*Given problem*.
Write out all of the entries exactly as given.

*Stored items from a collection*.
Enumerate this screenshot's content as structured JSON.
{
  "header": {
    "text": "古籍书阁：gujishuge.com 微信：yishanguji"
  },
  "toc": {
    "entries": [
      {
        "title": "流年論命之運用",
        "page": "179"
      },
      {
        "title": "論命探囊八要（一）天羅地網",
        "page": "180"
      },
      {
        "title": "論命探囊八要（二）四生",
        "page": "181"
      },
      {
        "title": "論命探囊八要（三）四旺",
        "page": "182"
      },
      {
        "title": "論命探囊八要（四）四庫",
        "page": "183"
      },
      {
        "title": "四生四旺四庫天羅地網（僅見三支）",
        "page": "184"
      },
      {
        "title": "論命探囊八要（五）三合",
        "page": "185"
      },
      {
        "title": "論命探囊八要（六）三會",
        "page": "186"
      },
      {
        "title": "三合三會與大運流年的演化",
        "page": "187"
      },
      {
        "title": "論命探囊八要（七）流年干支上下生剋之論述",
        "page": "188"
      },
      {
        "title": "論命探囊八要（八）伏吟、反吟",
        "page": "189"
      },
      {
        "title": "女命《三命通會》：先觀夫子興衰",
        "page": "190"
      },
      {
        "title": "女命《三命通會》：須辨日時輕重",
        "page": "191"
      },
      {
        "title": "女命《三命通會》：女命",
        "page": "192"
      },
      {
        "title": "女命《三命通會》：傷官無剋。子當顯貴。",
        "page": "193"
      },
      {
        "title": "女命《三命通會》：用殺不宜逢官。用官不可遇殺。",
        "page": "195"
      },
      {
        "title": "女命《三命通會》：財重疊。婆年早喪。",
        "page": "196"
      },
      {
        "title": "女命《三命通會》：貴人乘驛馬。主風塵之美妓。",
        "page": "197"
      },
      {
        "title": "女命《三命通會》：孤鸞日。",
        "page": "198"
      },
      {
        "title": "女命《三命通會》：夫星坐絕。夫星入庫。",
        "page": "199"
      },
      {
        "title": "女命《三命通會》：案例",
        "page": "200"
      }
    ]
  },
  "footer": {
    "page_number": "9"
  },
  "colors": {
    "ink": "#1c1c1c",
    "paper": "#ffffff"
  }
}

*Written solution*.
Enumerate this screenshot's content as structured JSON.
{
  "header": {
    "text": "古籍书阁：gujishuge.com 微信：yishanguji"
  },
  "toc": {
    "entries": [
      {
        "title": "流年論命之運用",
        "page": "179"
      },
      {
        "title": "論命探囊八要（一）天羅地網",
        "page": "180"
      },
      {
        "title": "論命探囊八要（二）四生",
        "page": "181"
      },
      {
        "title": "論命探囊八要（三）四旺",
        "page": "182"
      },
      {
        "title": "論命探囊八要（四）四庫",
        "page": "183"
      },
      {
        "title": "四生四旺四庫天羅地網（僅見三支）",
        "page": "184"
      },
      {
        "title": "論命探囊八要（五）三合",
        "page": "185"
      },
      {
        "title": "論命探囊八要（六）三會",
        "page": "186"
      },
      {
        "title": "三合三會與大運流年的演化",
        "page": "187"
      },
      {
        "title": "論命探囊八要（七）流年干支上下生剋之論述",
        "page": "188"
      },
      {
        "title": "論命探囊八要（八）伏吟、反吟",
        "page": "189"
      },
      {
        "title": "女命《三命通會》：先觀夫子興衰",
        "page": "190"
      },
      {
        "title": "女命《三命通會》：須辨日時輕重",
        "page": "191"
      },
      {
        "title": "女命《三命通會》：女命",
        "page": "192"
      },
      {
        "title": "女命《三命通會》：傷官無剋。子當顯貴。",
        "page": "193"
      },
      {
        "title": "女命《三命通會》：用殺不宜逢官。用官不可遇殺。",
        "page": "195"
      },
      {
        "title": "女命《三命通會》：財重疊。婆年早喪。",
        "page": "196"
      },
      {
        "title": "女命《三命通會》：貴人乘驛馬。主風塵之美妓。",
        "page": "197"
      },
      {
        "title": "女命《三命通會》：孤鸞日。",
        "page": "198"
      },
      {
        "title": "女命《三命通會》：夫星坐絕。夫星入庫。",
        "page": "199"
      },
      {
        "title": "女命《三命通會》：案例",
        "page": "200"
      }
    ]
  },
  "footer": {
    "page_number": "9"
  },
  "colors": {
    "ink": "#1c1c1c",
    "paper": "#ffffff"
  }
}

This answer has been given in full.